* [Article]:
---+---

CNPJ/MF n° 01.545.826/0001-07
NIRE 35.300.147.952
Publicly-Held Company
1. Date, Time and Place: On March 03, 2016, at 4:00 p.m., at the Company’s headquarters, at Avenida das Nações Unidas 8.501, 19º andar, Pinheiros, São Paulo, SP.
2. Call Notice and Attendance: As all members of the Company’s Board of Directors attended the meeting, the summoning was dismissed and the instatement and approval of the quorum were verified.
3. Composition: Chairman: Odair Garcia Senra. Secretary: Renata de Carvalho Fidale.
4. Resolutions: The following was resolved, unanimously and without any restrictions, by all present members of the Board of Directors:
4.1. To close, due to expiration, the share buyback program issued by the Company, approved by resolution of the Board of Directors on February 2, 2015, by means of which 1,000,000 Company’s common shares were acquired and approved for repurchase.
4.2. To approve, in accordance with Article 30, §1st "b" of Law n° 6,404/76 of CVM Instruction n° 567/15, and Article 22 (s) of the Company’s Bylaws, a new share buyback program ("Share Buyback") of shares issued by the Company, to be held in treasury for future cancellation or disposal, during the next 18 months, i.e., until September 2, 2017, up to a limit of 8.198.565 common shares, as detailed in the Notice on Trading of Own Shares, prepared in accordance with Annex 30 - XXXVI of CVM Instruction No. 480/09, which is now presented and approved by this Board for disclosure.

---+---

* [Material provided]:

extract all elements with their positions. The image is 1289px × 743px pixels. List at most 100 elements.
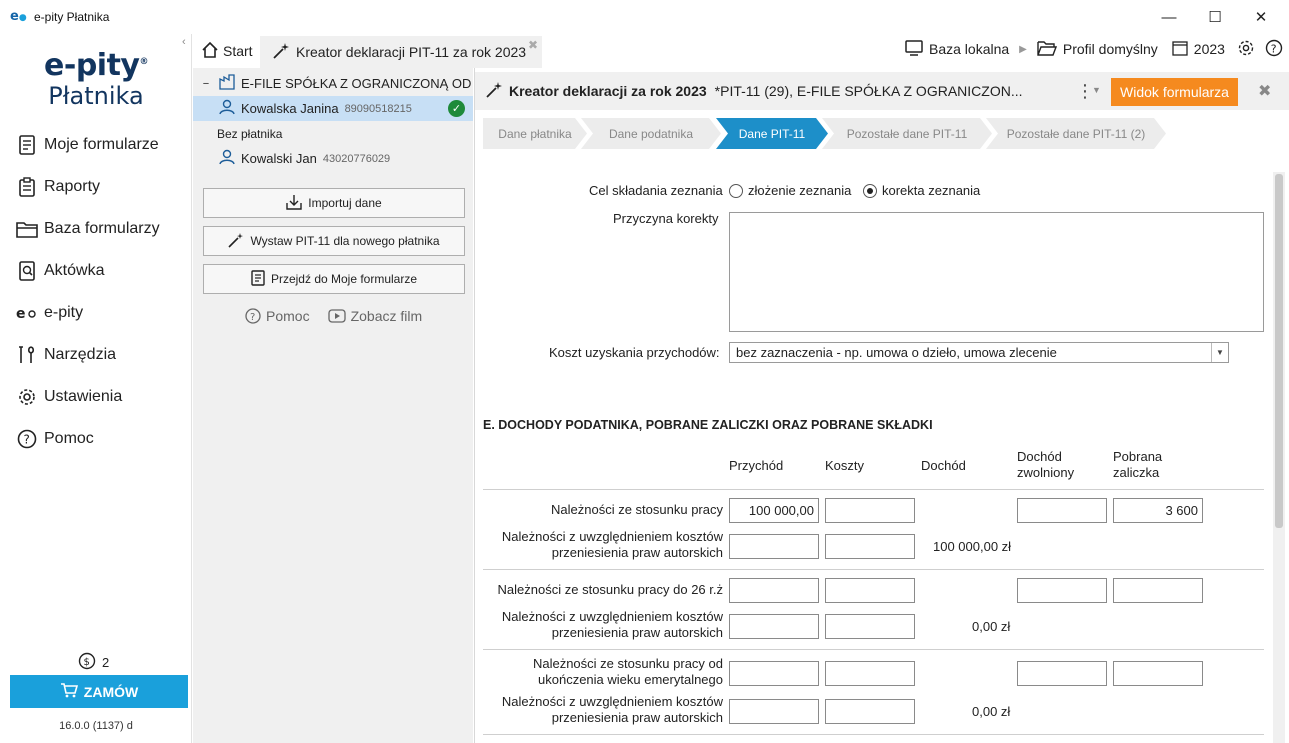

---+---

In the board meeting minutes, please rename "Chairman" to "Presiding Officer" and write out the passage from "CNPJ/MF n° 01.545.826/0001-07" up to and including "de Carvalho Fidale." with that change.

* [Exercise response]:
CNPJ/MF n° 01.545.826/0001-07
NIRE 35.300.147.952
Publicly-Held Company
1. Date, Time and Place: On March 03, 2016, at 4:00 p.m., at the Company’s headquarters, at Avenida das Nações Unidas 8.501, 19º andar, Pinheiros, São Paulo, SP.
2. Call Notice and Attendance: As all members of the Company’s Board of Directors attended the meeting, the summoning was dismissed and the instatement and approval of the quorum were verified.
3. Composition: Presiding Officer: Odair Garcia Senra. Secretary: Renata de Carvalho Fidale.